• [JOBS]:
(1) In the betta forum thread, what did Aluka add after the nest among the floating plants popped?
(2) Quote the betta forum thread between "it should be" and "do his thing.", inclusive.

• [PASSAGE SHOWN]:
# Bubblenest popped all the eggs on the ground



## Betta Adventures (Jun 16, 2013)

Last night my betta boy had a glorious bubblenest and all the eggs were in his nest. They spawned yesterday evening by the way. This morning I woke up to the smallest bubblenest and all the eggs on the ground. He'll frantically try and make his nest and pick up eggs but then give up. Or he watches the few eggs in the nest. He swims around like he's given up but then he blows bubbles again and it's an ongoing cycle. It was a really good spawn there were a lot of eggs and I don't want to loose all of them. What can I do? Will they be ok? I haven't had this complication before  I'm so bummed.


----------



## Aluka (Dec 25, 2012)

do you have a filter/sponge filter/airstone in there? If there is water movement it will pop his nest.


----------



## Betta Adventures (Jun 16, 2013)

No I don't turn it on until two weeks after. I don't know what happened but he looks like he's given up on them and all the eggs except for a select few are on the ground. Will they still hatch? or is it a lost cause?


----------



## Aluka (Dec 25, 2012)

it should be fine, let him sort it out. I had a similar spawn, my boy destroyed his nest while trying to embrace the female. All the eggs were on the floor for a while, but he slowly picked them all up and they hatched =). I ended with 100+ fry. so just let him do his thing.

Hope you have something on the surface for him to put his bubbles on, if you already do, add some more it will help.

I had ial and water lettuce floating, but the nest in there just all popped. I added a paper cup after a while, and he remade his nest in there.


----------



## Betta Adventures (Jun 16, 2013)

I have two pieces of IAL. His nest last night was secure under the IAL and this morning it wasn't. I added another piece elsewhere in case he was trying to move it around last night and messed up. I guess we'll see how it goes! Thank you by the way. It really helps to hear from someone haha


----------



## babystarz (Aug 3, 2012)

Even if you end up with no fry, it's not necessarily because of the nest falling apart. I've heard of people getting fry from males who never make a decent nest. It's also possible that your male figured out the eggs are duds and that caused him to give up. Inexperience can prevent proper fertilization, or perhaps the male hasn't quite figured out all the steps to hatching his babies. Virgin fish are quite oblivious sometimes, bless their hearts. There are a lot of things that can go wrong in the first few spawn attempts.


----------

• [INFORMATION SHOWN]:

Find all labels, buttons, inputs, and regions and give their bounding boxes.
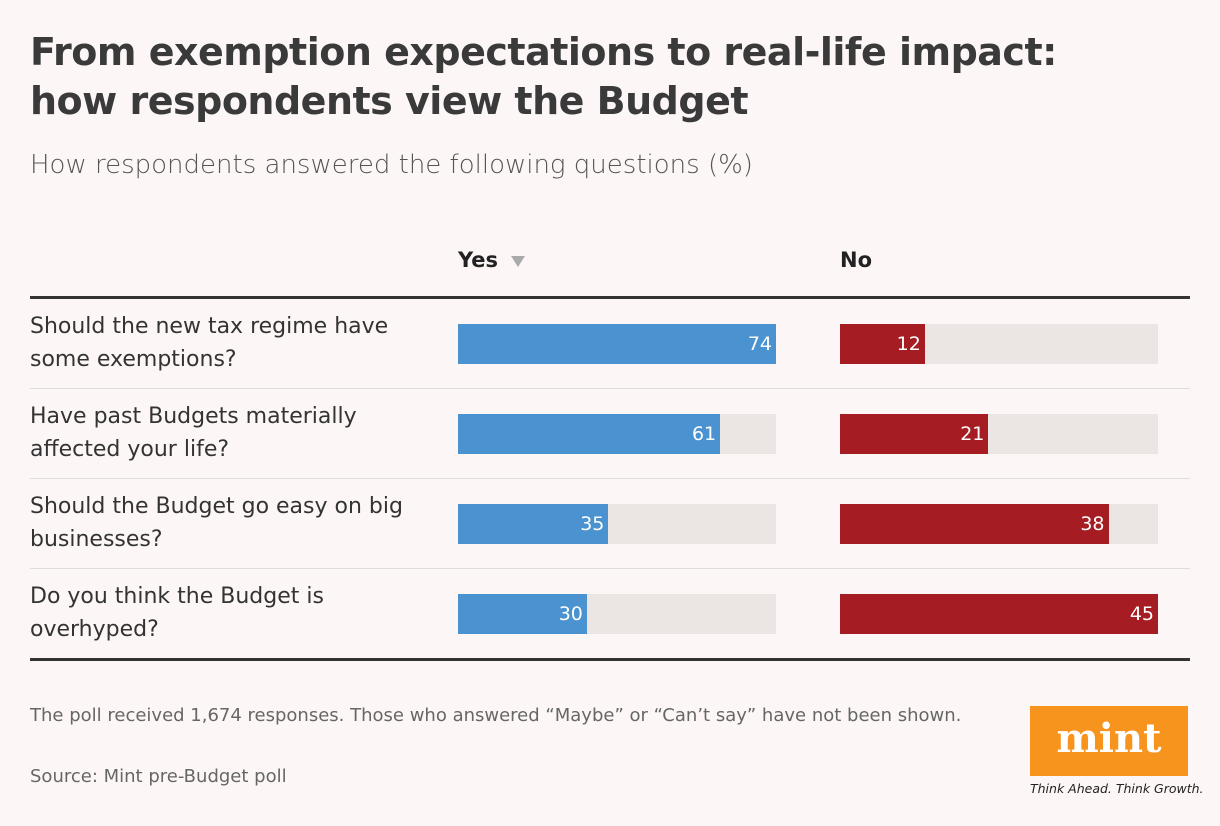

• [PROBLEM SOLUTIONS]:
(1) A paper cup

(2)
it should be fine, let him sort it out. I had a similar spawn, my boy destroyed his nest while trying to embrace the female. All the eggs were on the floor for a while, but he slowly picked them all up and they hatched =). I ended with 100+ fry. so just let him do his thing.